[Stored entries]
▼

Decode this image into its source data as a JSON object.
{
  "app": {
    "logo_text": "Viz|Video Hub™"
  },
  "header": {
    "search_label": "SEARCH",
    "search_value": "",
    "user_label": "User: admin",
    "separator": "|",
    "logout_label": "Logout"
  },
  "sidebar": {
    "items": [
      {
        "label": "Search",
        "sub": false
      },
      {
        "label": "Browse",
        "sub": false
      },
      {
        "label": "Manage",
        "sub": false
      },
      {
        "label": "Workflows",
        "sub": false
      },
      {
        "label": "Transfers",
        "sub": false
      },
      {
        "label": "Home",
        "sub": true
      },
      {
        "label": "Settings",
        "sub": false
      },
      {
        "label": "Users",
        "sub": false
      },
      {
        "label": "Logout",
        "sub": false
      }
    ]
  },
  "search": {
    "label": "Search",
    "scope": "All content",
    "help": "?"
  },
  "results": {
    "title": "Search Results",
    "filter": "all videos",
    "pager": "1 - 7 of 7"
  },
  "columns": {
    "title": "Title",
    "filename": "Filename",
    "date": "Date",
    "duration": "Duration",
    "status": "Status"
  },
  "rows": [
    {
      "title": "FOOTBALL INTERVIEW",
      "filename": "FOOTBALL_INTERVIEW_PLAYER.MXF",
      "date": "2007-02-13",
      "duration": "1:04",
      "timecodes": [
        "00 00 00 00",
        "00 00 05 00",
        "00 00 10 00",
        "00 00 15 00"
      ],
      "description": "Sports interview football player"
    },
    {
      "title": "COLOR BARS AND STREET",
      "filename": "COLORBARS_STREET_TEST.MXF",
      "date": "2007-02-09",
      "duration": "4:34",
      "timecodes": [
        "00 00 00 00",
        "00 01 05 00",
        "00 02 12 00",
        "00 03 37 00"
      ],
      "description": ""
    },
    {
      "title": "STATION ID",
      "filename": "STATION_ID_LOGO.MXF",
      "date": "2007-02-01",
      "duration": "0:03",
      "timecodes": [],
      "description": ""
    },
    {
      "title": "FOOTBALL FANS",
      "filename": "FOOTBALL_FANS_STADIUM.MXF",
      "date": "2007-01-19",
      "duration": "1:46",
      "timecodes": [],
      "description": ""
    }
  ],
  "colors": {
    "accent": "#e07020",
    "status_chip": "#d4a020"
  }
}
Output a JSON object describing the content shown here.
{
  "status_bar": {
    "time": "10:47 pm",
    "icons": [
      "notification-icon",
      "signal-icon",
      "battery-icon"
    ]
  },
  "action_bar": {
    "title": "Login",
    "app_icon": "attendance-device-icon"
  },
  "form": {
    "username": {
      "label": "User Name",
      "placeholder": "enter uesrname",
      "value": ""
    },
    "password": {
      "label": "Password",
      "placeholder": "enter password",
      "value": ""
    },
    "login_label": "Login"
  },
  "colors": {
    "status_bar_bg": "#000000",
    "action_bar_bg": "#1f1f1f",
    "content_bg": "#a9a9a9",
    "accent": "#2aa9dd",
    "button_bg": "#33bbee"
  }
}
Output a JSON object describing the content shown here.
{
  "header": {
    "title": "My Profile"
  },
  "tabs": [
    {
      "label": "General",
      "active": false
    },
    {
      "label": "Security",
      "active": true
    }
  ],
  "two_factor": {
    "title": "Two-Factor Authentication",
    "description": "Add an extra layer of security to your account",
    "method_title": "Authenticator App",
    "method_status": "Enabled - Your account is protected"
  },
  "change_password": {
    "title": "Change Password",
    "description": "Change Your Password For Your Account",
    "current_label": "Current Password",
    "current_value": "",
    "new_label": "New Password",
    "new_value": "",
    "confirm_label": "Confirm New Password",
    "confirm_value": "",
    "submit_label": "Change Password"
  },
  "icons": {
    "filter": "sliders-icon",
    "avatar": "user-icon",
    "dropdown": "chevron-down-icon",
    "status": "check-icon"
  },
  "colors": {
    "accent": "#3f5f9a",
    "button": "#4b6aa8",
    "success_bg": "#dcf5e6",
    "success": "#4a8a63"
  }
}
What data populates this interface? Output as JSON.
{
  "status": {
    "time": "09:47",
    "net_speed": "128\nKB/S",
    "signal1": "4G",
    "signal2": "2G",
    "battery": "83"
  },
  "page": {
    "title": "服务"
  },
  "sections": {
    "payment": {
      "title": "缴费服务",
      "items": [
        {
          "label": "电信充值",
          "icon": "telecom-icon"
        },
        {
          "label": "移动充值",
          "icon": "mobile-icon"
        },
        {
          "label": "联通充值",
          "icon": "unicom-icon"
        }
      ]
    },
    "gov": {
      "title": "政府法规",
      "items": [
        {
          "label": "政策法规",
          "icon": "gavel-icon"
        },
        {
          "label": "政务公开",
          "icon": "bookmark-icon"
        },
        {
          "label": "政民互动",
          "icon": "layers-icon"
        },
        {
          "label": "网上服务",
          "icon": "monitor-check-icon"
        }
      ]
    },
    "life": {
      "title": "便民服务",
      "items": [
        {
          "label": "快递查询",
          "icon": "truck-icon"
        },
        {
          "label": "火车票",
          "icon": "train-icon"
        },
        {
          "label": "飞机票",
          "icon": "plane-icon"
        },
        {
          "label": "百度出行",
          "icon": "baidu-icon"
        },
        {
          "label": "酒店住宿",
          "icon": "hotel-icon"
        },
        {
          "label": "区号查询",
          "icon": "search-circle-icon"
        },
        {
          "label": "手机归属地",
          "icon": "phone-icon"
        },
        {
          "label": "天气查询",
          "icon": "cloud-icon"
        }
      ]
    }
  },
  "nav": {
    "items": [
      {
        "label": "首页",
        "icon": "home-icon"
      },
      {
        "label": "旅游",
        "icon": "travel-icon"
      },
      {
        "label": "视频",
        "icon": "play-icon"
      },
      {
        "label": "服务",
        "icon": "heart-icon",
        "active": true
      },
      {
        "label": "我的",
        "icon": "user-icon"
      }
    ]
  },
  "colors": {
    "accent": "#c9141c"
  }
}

▲

* TASK DETAILS
Scan the entries above and work out how many lines include the word "enter"; the reply is that number alone.

* ANSWER FOR THIS EXERCISE
2